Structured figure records
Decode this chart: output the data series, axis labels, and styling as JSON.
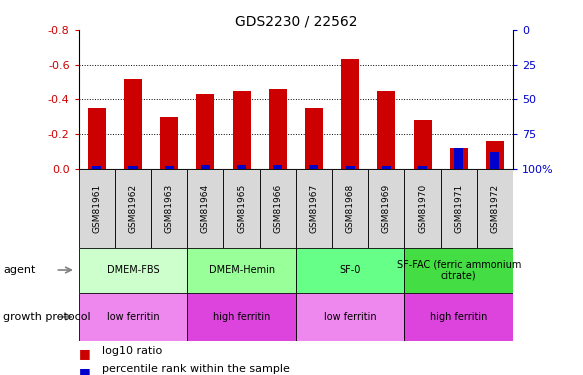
{
  "title": "GDS2230 / 22562",
  "samples": [
    "GSM81961",
    "GSM81962",
    "GSM81963",
    "GSM81964",
    "GSM81965",
    "GSM81966",
    "GSM81967",
    "GSM81968",
    "GSM81969",
    "GSM81970",
    "GSM81971",
    "GSM81972"
  ],
  "log10_ratio": [
    -0.35,
    -0.52,
    -0.3,
    -0.43,
    -0.45,
    -0.46,
    -0.35,
    -0.63,
    -0.45,
    -0.28,
    -0.12,
    -0.16
  ],
  "percentile_rank": [
    2,
    2,
    2,
    3,
    3,
    3,
    3,
    2,
    2,
    2,
    15,
    12
  ],
  "bar_color": "#cc0000",
  "pct_color": "#0000cc",
  "ylim_left": [
    0.0,
    -0.8
  ],
  "ylim_right": [
    100,
    0
  ],
  "yticks_left": [
    0.0,
    -0.2,
    -0.4,
    -0.6,
    -0.8
  ],
  "yticks_right": [
    100,
    75,
    50,
    25,
    0
  ],
  "agent_groups": [
    {
      "label": "DMEM-FBS",
      "start": 0,
      "end": 3,
      "color": "#ccffcc"
    },
    {
      "label": "DMEM-Hemin",
      "start": 3,
      "end": 6,
      "color": "#99ff99"
    },
    {
      "label": "SF-0",
      "start": 6,
      "end": 9,
      "color": "#66ff88"
    },
    {
      "label": "SF-FAC (ferric ammonium\ncitrate)",
      "start": 9,
      "end": 12,
      "color": "#44dd44"
    }
  ],
  "protocol_groups": [
    {
      "label": "low ferritin",
      "start": 0,
      "end": 3,
      "color": "#ee88ee"
    },
    {
      "label": "high ferritin",
      "start": 3,
      "end": 6,
      "color": "#dd44dd"
    },
    {
      "label": "low ferritin",
      "start": 6,
      "end": 9,
      "color": "#ee88ee"
    },
    {
      "label": "high ferritin",
      "start": 9,
      "end": 12,
      "color": "#dd44dd"
    }
  ],
  "agent_row_label": "agent",
  "protocol_row_label": "growth protocol",
  "legend_items": [
    {
      "label": "log10 ratio",
      "color": "#cc0000"
    },
    {
      "label": "percentile rank within the sample",
      "color": "#0000cc"
    }
  ],
  "background_color": "#ffffff",
  "tick_label_color_left": "#cc0000",
  "tick_label_color_right": "#0000cc",
  "bar_width": 0.5,
  "pct_bar_width": 0.25
}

◆ Exercise instructions ◆
Exclude the pictures and transcribe all of the entries exactly.

◆ Task solution ◆
Decode this chart: output the data series, axis labels, and styling as JSON.
{
  "title": "GDS2230 / 22562",
  "samples": [
    "GSM81961",
    "GSM81962",
    "GSM81963",
    "GSM81964",
    "GSM81965",
    "GSM81966",
    "GSM81967",
    "GSM81968",
    "GSM81969",
    "GSM81970",
    "GSM81971",
    "GSM81972"
  ],
  "log10_ratio": [
    -0.35,
    -0.52,
    -0.3,
    -0.43,
    -0.45,
    -0.46,
    -0.35,
    -0.63,
    -0.45,
    -0.28,
    -0.12,
    -0.16
  ],
  "percentile_rank": [
    2,
    2,
    2,
    3,
    3,
    3,
    3,
    2,
    2,
    2,
    15,
    12
  ],
  "bar_color": "#cc0000",
  "pct_color": "#0000cc",
  "ylim_left": [
    0.0,
    -0.8
  ],
  "ylim_right": [
    100,
    0
  ],
  "yticks_left": [
    0.0,
    -0.2,
    -0.4,
    -0.6,
    -0.8
  ],
  "yticks_right": [
    100,
    75,
    50,
    25,
    0
  ],
  "agent_groups": [
    {
      "label": "DMEM-FBS",
      "start": 0,
      "end": 3,
      "color": "#ccffcc"
    },
    {
      "label": "DMEM-Hemin",
      "start": 3,
      "end": 6,
      "color": "#99ff99"
    },
    {
      "label": "SF-0",
      "start": 6,
      "end": 9,
      "color": "#66ff88"
    },
    {
      "label": "SF-FAC (ferric ammonium\ncitrate)",
      "start": 9,
      "end": 12,
      "color": "#44dd44"
    }
  ],
  "protocol_groups": [
    {
      "label": "low ferritin",
      "start": 0,
      "end": 3,
      "color": "#ee88ee"
    },
    {
      "label": "high ferritin",
      "start": 3,
      "end": 6,
      "color": "#dd44dd"
    },
    {
      "label": "low ferritin",
      "start": 6,
      "end": 9,
      "color": "#ee88ee"
    },
    {
      "label": "high ferritin",
      "start": 9,
      "end": 12,
      "color": "#dd44dd"
    }
  ],
  "agent_row_label": "agent",
  "protocol_row_label": "growth protocol",
  "legend_items": [
    {
      "label": "log10 ratio",
      "color": "#cc0000"
    },
    {
      "label": "percentile rank within the sample",
      "color": "#0000cc"
    }
  ],
  "background_color": "#ffffff",
  "tick_label_color_left": "#cc0000",
  "tick_label_color_right": "#0000cc",
  "bar_width": 0.5,
  "pct_bar_width": 0.25
}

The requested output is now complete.